Given instruction: Work out how many lines of the listing hold the string "this", then answer with that number and nothing else.
-------------------------
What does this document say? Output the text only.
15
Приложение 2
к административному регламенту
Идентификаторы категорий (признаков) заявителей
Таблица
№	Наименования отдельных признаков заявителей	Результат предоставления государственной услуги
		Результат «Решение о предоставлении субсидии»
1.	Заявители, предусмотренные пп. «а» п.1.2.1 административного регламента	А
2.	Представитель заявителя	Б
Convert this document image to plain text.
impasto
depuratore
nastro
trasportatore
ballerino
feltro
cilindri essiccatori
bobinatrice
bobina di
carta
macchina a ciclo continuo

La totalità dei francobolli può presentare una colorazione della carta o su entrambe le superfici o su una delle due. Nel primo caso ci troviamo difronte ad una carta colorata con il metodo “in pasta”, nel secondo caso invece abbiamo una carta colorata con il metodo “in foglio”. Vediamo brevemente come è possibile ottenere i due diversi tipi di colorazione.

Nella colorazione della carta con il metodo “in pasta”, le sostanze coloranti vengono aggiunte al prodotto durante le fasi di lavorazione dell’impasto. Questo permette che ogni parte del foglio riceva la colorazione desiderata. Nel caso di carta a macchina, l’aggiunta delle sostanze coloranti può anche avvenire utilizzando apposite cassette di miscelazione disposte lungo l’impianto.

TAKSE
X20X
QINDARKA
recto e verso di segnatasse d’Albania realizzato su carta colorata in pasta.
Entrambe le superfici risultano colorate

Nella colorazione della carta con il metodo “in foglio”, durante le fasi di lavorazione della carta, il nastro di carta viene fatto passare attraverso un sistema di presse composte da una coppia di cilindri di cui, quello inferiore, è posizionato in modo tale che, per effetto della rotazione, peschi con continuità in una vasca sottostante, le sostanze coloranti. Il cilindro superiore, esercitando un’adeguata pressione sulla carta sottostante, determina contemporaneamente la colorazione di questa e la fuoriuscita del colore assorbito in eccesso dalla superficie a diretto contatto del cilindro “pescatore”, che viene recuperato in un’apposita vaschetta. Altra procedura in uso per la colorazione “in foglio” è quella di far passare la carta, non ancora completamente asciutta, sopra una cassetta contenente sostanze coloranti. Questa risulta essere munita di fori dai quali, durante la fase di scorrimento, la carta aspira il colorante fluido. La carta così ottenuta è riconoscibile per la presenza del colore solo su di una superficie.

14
-------------------------
Exercise solution: 2